# Directive
Identify, in the records below, every line where the string "abrió" appears, and copy each such line.

— start Material supplied —

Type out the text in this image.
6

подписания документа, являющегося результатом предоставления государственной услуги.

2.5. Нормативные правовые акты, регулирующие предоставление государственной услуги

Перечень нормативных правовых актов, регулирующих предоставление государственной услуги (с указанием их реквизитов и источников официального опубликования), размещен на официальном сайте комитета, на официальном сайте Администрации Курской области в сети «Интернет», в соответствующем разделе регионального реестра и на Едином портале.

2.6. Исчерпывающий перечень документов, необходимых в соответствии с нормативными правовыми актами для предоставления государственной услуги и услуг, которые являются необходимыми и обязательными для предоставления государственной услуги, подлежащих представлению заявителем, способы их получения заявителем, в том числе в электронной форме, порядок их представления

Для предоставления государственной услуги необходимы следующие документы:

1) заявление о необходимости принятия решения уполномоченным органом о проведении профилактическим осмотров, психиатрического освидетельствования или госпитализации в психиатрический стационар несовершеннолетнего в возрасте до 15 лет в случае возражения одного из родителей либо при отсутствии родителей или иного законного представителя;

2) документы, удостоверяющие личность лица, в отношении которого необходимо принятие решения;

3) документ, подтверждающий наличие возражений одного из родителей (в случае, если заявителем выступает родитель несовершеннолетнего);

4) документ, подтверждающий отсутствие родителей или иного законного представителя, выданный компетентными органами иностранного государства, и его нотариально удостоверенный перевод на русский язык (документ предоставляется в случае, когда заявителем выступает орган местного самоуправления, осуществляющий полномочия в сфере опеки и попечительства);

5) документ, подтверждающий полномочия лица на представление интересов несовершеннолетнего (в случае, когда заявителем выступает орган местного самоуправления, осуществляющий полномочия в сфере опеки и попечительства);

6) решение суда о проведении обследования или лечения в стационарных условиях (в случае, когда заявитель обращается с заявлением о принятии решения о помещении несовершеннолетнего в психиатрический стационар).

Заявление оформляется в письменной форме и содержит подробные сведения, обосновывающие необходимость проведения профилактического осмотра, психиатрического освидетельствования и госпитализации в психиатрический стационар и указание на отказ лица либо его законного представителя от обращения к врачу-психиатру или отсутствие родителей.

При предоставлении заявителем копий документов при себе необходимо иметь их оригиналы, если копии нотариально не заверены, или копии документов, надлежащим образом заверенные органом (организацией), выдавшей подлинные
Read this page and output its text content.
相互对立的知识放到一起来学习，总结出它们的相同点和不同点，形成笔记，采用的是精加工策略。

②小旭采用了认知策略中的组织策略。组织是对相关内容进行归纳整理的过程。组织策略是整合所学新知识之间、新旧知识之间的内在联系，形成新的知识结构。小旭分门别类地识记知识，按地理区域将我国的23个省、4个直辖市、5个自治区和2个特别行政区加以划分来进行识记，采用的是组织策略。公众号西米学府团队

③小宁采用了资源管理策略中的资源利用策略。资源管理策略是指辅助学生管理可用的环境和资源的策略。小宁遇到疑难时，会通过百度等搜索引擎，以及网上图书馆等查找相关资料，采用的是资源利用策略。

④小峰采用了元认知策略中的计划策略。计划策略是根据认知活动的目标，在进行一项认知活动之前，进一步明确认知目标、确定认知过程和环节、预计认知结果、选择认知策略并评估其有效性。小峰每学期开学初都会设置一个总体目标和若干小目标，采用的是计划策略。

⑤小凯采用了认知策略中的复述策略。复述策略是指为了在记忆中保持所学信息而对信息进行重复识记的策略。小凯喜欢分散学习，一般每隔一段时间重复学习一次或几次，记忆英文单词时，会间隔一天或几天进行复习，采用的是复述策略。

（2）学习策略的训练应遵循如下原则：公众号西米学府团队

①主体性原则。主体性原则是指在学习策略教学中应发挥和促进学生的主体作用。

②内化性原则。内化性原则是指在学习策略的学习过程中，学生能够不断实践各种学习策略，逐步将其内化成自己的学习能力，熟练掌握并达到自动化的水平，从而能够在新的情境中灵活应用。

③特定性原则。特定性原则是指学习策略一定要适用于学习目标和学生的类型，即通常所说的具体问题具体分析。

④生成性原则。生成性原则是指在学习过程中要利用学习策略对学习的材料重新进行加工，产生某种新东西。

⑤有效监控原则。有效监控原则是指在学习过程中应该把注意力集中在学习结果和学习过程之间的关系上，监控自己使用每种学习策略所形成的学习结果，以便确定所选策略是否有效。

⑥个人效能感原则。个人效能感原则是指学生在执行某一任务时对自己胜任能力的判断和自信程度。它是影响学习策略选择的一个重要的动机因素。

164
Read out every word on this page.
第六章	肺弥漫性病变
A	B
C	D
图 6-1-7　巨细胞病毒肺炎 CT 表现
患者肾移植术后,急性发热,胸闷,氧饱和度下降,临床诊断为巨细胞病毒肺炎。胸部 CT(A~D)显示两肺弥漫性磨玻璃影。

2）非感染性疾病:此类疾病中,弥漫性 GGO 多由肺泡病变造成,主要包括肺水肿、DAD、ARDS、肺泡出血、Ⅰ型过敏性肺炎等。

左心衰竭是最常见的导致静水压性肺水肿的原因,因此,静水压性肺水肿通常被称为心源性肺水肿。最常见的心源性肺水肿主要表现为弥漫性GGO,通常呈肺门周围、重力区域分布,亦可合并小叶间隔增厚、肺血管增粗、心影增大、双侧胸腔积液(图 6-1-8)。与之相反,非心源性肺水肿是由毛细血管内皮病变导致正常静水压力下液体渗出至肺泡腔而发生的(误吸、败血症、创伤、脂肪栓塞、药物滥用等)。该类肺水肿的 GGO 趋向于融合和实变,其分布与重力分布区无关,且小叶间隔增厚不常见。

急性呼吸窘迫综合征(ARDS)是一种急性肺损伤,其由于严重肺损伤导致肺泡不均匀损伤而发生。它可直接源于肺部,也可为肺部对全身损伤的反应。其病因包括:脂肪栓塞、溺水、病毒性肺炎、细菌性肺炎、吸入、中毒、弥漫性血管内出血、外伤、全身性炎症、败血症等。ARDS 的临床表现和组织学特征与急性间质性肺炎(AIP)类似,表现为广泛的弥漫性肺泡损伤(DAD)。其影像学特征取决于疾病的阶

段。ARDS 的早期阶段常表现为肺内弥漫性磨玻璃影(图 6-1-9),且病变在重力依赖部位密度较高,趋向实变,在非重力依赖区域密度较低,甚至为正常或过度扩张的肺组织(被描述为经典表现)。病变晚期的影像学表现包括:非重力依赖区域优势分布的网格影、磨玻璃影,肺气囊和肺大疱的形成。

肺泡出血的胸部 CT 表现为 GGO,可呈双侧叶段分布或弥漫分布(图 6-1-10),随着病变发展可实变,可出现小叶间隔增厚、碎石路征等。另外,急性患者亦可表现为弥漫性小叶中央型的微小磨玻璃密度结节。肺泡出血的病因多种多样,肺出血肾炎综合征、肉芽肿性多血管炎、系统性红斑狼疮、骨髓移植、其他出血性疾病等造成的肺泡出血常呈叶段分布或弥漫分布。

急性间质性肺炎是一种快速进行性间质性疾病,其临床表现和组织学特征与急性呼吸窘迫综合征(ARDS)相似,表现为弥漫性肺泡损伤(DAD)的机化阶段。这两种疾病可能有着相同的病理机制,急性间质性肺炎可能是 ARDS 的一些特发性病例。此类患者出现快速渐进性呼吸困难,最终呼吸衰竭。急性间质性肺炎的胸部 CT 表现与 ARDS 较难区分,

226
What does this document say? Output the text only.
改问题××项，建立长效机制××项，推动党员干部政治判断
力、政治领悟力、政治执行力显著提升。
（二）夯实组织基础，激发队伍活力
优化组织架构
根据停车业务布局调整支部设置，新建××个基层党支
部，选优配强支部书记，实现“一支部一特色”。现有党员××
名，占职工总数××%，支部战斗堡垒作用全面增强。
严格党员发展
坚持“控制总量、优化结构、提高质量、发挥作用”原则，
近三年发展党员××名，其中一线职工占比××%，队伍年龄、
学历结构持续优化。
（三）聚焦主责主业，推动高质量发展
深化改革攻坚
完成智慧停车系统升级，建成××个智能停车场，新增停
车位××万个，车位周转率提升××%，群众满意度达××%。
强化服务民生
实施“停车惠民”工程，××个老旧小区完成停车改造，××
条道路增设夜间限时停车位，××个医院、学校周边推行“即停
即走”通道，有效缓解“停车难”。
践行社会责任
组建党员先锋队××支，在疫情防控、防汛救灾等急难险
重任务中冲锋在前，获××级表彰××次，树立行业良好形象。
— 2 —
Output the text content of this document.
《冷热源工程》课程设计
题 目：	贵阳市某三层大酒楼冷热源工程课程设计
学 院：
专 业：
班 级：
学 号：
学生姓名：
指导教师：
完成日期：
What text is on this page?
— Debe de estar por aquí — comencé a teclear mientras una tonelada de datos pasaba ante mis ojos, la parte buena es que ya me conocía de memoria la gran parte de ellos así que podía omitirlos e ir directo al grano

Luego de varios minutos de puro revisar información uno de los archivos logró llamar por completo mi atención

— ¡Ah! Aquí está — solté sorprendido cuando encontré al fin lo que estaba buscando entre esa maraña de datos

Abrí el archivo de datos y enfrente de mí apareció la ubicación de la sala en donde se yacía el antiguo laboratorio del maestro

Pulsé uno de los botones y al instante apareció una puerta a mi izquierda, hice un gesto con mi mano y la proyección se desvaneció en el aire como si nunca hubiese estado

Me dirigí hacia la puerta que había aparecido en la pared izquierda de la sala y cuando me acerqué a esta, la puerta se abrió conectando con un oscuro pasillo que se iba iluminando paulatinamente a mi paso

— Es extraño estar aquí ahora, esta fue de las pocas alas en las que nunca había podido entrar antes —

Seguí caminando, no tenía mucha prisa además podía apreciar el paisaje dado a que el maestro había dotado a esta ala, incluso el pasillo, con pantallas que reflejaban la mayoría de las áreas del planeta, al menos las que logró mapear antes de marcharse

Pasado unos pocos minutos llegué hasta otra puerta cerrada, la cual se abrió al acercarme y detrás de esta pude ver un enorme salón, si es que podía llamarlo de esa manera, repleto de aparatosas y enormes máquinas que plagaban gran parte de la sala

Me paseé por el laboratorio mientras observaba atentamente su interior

— end Material supplied —

# Reply
Me dirigí hacia la puerta que había aparecido en la pared izquierda de la sala y cuando me acerqué a esta, la puerta se abrió conectando con un oscuro pasillo que se iba iluminando paulatinamente a mi paso
Pasado unos pocos minutos llegué hasta otra puerta cerrada, la cual se abrió al acercarme y detrás de esta pude ver un enorme salón, si es que podía llamarlo de esa manera, repleto de aparatosas y enormes máquinas que plagaban gran parte de la sala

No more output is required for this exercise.